**WORK TO COMPLETE**: Copy the data exactly; pictures stay out of the copy.

Dataset items

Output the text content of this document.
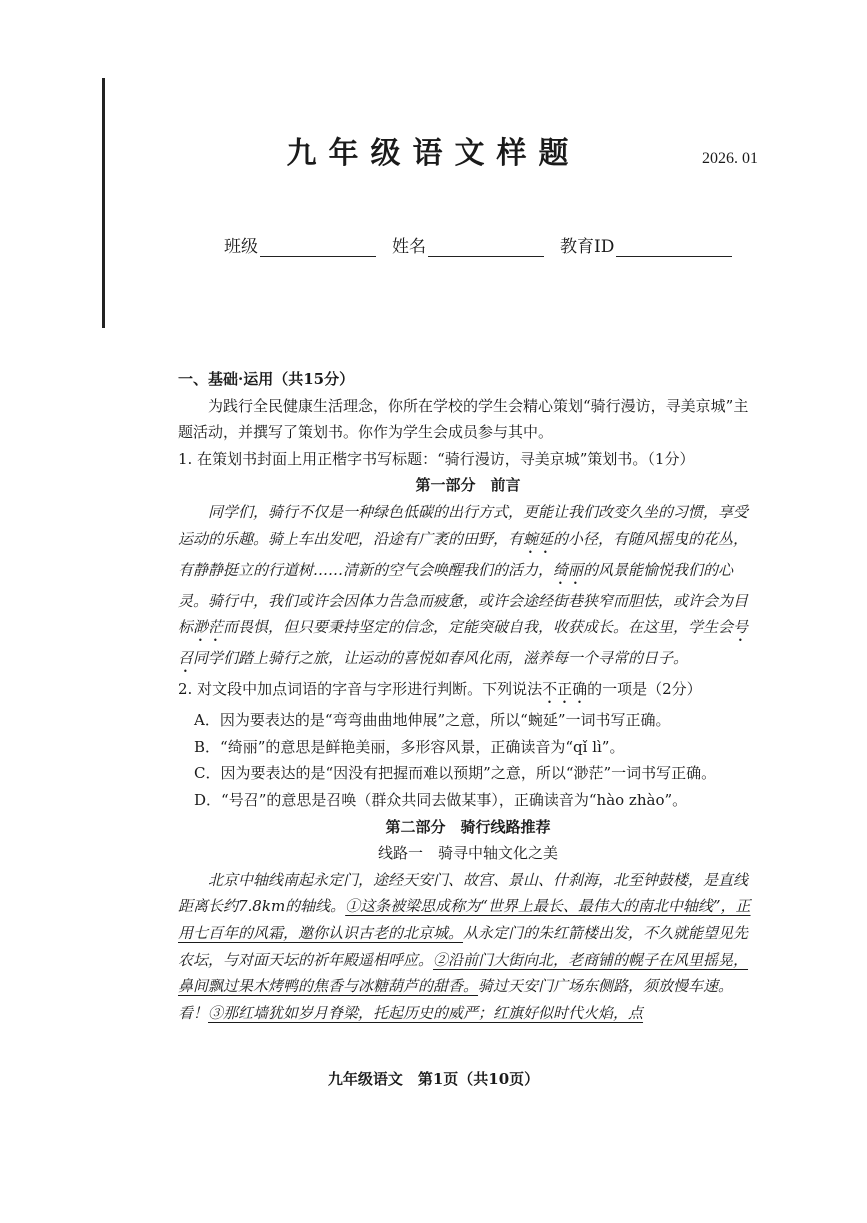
九年级语文样题	2026. 01
班级	姓名	教育ID

一、基础·运用（共15分）

为践行全民健康生活理念，你所在学校的学生会精心策划“骑行漫访，寻美京城”主题活动，并撰写了策划书。你作为学生会成员参与其中。

1. 在策划书封面上用正楷字书写标题：“骑行漫访，寻美京城”策划书。（1分）

第一部分　前言

同学们，骑行不仅是一种绿色低碳的出行方式，更能让我们改变久坐的习惯，享受运动的乐趣。骑上车出发吧，沿途有广袤的田野，有蜿延的小径，有随风摇曳的花丛，有静静挺立的行道树……清新的空气会唤醒我们的活力，绮丽的风景能愉悦我们的心灵。骑行中，我们或许会因体力告急而疲惫，或许会途经街巷狭窄而胆怯，或许会为目标渺茫而畏惧，但只要秉持坚定的信念，定能突破自我，收获成长。在这里，学生会号召同学们踏上骑行之旅，让运动的喜悦如春风化雨，滋养每一个寻常的日子。

2. 对文段中加点词语的字音与字形进行判断。下列说法不正确的一项是（2分）

A．因为要表达的是“弯弯曲曲地伸展”之意，所以“蜿延”一词书写正确。

B．“绮丽”的意思是鲜艳美丽，多形容风景，正确读音为“qǐ lì”。

C．因为要表达的是“因没有把握而难以预期”之意，所以“渺茫”一词书写正确。

D．“号召”的意思是召唤（群众共同去做某事），正确读音为“hào zhào”。

第二部分　骑行线路推荐

线路一　骑寻中轴文化之美

北京中轴线南起永定门，途经天安门、故宫、景山、什刹海，北至钟鼓楼，是直线距离长约7.8km的轴线。①这条被梁思成称为“世界上最长、最伟大的南北中轴线”，正用七百年的风霜，邀你认识古老的北京城。从永定门的朱红箭楼出发，不久就能望见先农坛，与对面天坛的祈年殿遥相呼应。②沿前门大街向北，老商铺的幌子在风里摇晃，鼻间飘过果木烤鸭的焦香与冰糖葫芦的甜香。骑过天安门广场东侧路，须放慢车速。看！③那红墙犹如岁月脊梁，托起历史的威严；红旗好似时代火焰，点

九年级语文　第1页（共10页）
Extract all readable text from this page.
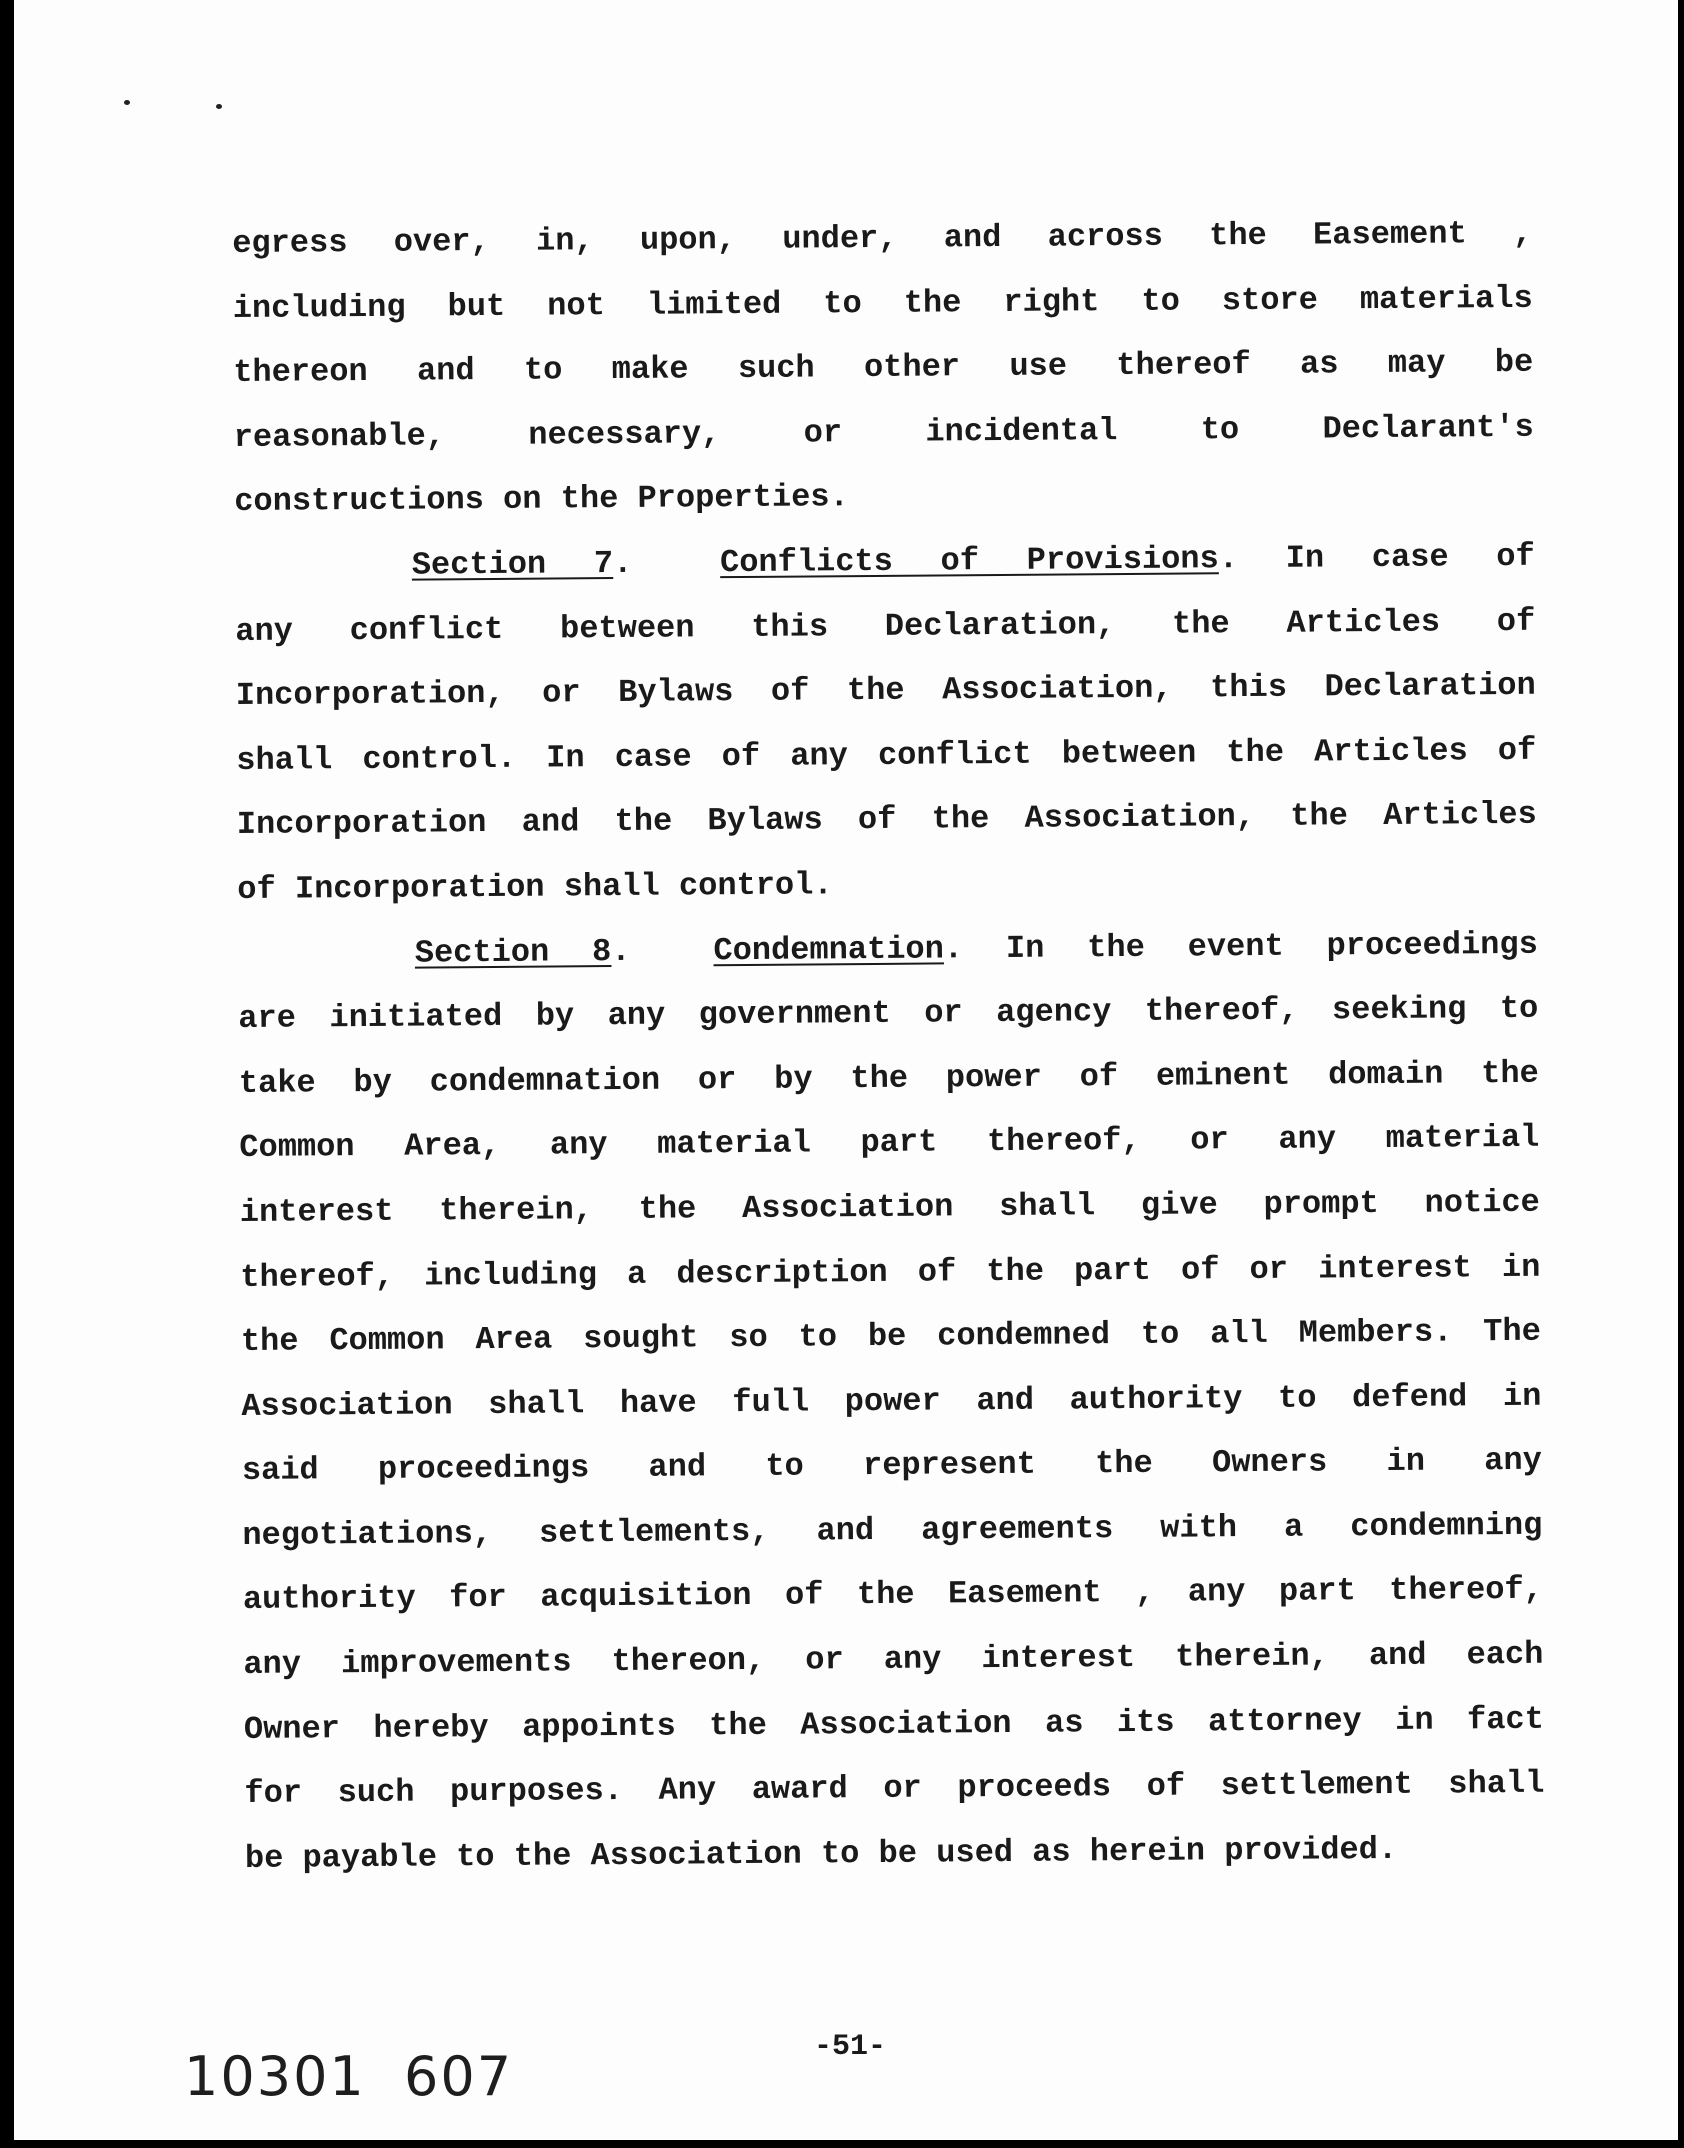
egress over, in, upon, under, and across the Easement ,
including but not limited to the right to store materials
thereon and to make such other use thereof as may be
reasonable, necessary, or incidental to Declarant's
constructions on the Properties.
Section 7. Conflicts of Provisions. In case of
any conflict between this Declaration, the Articles of
Incorporation, or Bylaws of the Association, this Declaration
shall control. In case of any conflict between the Articles of
Incorporation and the Bylaws of the Association, the Articles
of Incorporation shall control.
Section 8. Condemnation. In the event proceedings
are initiated by any government or agency thereof, seeking to
take by condemnation or by the power of eminent domain the
Common Area, any material part thereof, or any material
interest therein, the Association shall give prompt notice
thereof, including a description of the part of or interest in
the Common Area sought so to be condemned to all Members. The
Association shall have full power and authority to defend in
said proceedings and to represent the Owners in any
negotiations, settlements, and agreements with a condemning
authority for acquisition of the Easement , any part thereof,
any improvements thereon, or any interest therein, and each
Owner hereby appoints the Association as its attorney in fact
for such purposes. Any award or proceeds of settlement shall
be payable to the Association to be used as herein provided.
-51-
10301 607
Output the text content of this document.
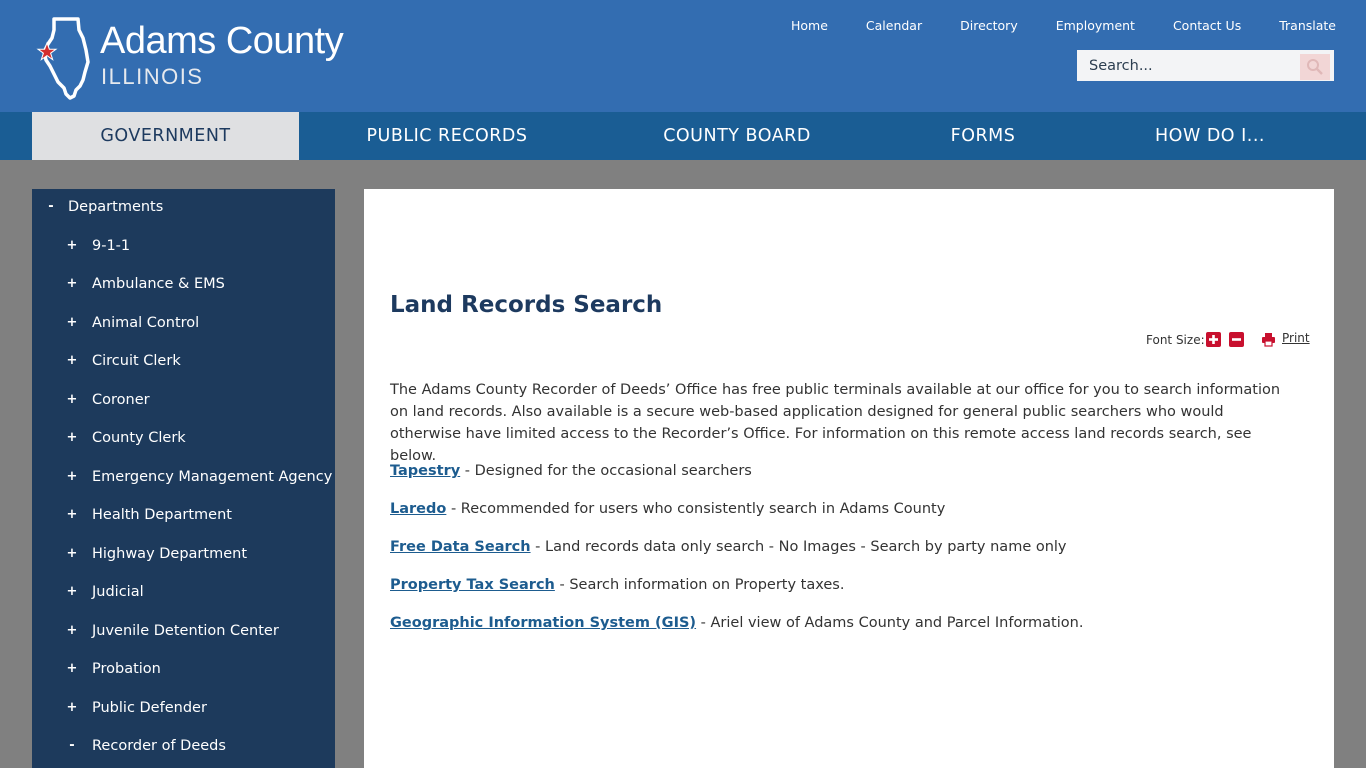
Adams County
ILLINOIS
Home	Calendar	Directory	Employment	Contact Us	Translate
Search...
GOVERNMENT	PUBLIC RECORDS	COUNTY BOARD	FORMS	HOW DO I...
- Departments
+ 9-1-1
+ Ambulance & EMS
+ Animal Control
+ Circuit Clerk
+ Coroner
+ County Clerk
+ Emergency Management Agency
+ Health Department
+ Highway Department
+ Judicial
+ Juvenile Detention Center
+ Probation
+ Public Defender
- Recorder of Deeds
Land Records Search
Font Size:	Print

The Adams County Recorder of Deeds’ Office has free public terminals available at our office for you to search information on land records. Also available is a secure web-based application designed for general public searchers who would otherwise have limited access to the Recorder’s Office. For information on this remote access land records search, see below.

Tapestry - Designed for the occasional searchers
Laredo - Recommended for users who consistently search in Adams County
Free Data Search - Land records data only search - No Images - Search by party name only
Property Tax Search - Search information on Property taxes.
Geographic Information System (GIS) - Ariel view of Adams County and Parcel Information.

**THE REPLY**:
Output the text content of this document.
九年级语文样题	2026. 01
班级	姓名	教育ID

一、基础·运用（共15分）

为践行全民健康生活理念，你所在学校的学生会精心策划“骑行漫访，寻美京城”主题活动，并撰写了策划书。你作为学生会成员参与其中。

1. 在策划书封面上用正楷字书写标题：“骑行漫访，寻美京城”策划书。（1分）

第一部分　前言

同学们，骑行不仅是一种绿色低碳的出行方式，更能让我们改变久坐的习惯，享受运动的乐趣。骑上车出发吧，沿途有广袤的田野，有蜿延的小径，有随风摇曳的花丛，有静静挺立的行道树……清新的空气会唤醒我们的活力，绮丽的风景能愉悦我们的心灵。骑行中，我们或许会因体力告急而疲惫，或许会途经街巷狭窄而胆怯，或许会为目标渺茫而畏惧，但只要秉持坚定的信念，定能突破自我，收获成长。在这里，学生会号召同学们踏上骑行之旅，让运动的喜悦如春风化雨，滋养每一个寻常的日子。

2. 对文段中加点词语的字音与字形进行判断。下列说法不正确的一项是（2分）

A．因为要表达的是“弯弯曲曲地伸展”之意，所以“蜿延”一词书写正确。

B．“绮丽”的意思是鲜艳美丽，多形容风景，正确读音为“qǐ lì”。

C．因为要表达的是“因没有把握而难以预期”之意，所以“渺茫”一词书写正确。

D．“号召”的意思是召唤（群众共同去做某事），正确读音为“hào zhào”。

第二部分　骑行线路推荐

线路一　骑寻中轴文化之美

北京中轴线南起永定门，途经天安门、故宫、景山、什刹海，北至钟鼓楼，是直线距离长约7.8km的轴线。①这条被梁思成称为“世界上最长、最伟大的南北中轴线”，正用七百年的风霜，邀你认识古老的北京城。从永定门的朱红箭楼出发，不久就能望见先农坛，与对面天坛的祈年殿遥相呼应。②沿前门大街向北，老商铺的幌子在风里摇晃，鼻间飘过果木烤鸭的焦香与冰糖葫芦的甜香。骑过天安门广场东侧路，须放慢车速。看！③那红墙犹如岁月脊梁，托起历史的威严；红旗好似时代火焰，点

九年级语文　第1页（共10页）
Extract all readable text from this page.
egress over, in, upon, under, and across the Easement ,
including but not limited to the right to store materials
thereon and to make such other use thereof as may be
reasonable, necessary, or incidental to Declarant's
constructions on the Properties.
Section 7. Conflicts of Provisions. In case of
any conflict between this Declaration, the Articles of
Incorporation, or Bylaws of the Association, this Declaration
shall control. In case of any conflict between the Articles of
Incorporation and the Bylaws of the Association, the Articles
of Incorporation shall control.
Section 8. Condemnation. In the event proceedings
are initiated by any government or agency thereof, seeking to
take by condemnation or by the power of eminent domain the
Common Area, any material part thereof, or any material
interest therein, the Association shall give prompt notice
thereof, including a description of the part of or interest in
the Common Area sought so to be condemned to all Members. The
Association shall have full power and authority to defend in
said proceedings and to represent the Owners in any
negotiations, settlements, and agreements with a condemning
authority for acquisition of the Easement , any part thereof,
any improvements thereon, or any interest therein, and each
Owner hereby appoints the Association as its attorney in fact
for such purposes. Any award or proceeds of settlement shall
be payable to the Association to be used as herein provided.
-51-
10301 607
Output the text content of this document.
Adams County
ILLINOIS
Home	Calendar	Directory	Employment	Contact Us	Translate
Search...
GOVERNMENT	PUBLIC RECORDS	COUNTY BOARD	FORMS	HOW DO I...
- Departments
+ 9-1-1
+ Ambulance & EMS
+ Animal Control
+ Circuit Clerk
+ Coroner
+ County Clerk
+ Emergency Management Agency
+ Health Department
+ Highway Department
+ Judicial
+ Juvenile Detention Center
+ Probation
+ Public Defender
- Recorder of Deeds
Land Records Search
Font Size:	Print

The Adams County Recorder of Deeds’ Office has free public terminals available at our office for you to search information on land records. Also available is a secure web-based application designed for general public searchers who would otherwise have limited access to the Recorder’s Office. For information on this remote access land records search, see below.

Tapestry - Designed for the occasional searchers
Laredo - Recommended for users who consistently search in Adams County
Free Data Search - Land records data only search - No Images - Search by party name only
Property Tax Search - Search information on Property taxes.
Geographic Information System (GIS) - Ariel view of Adams County and Parcel Information.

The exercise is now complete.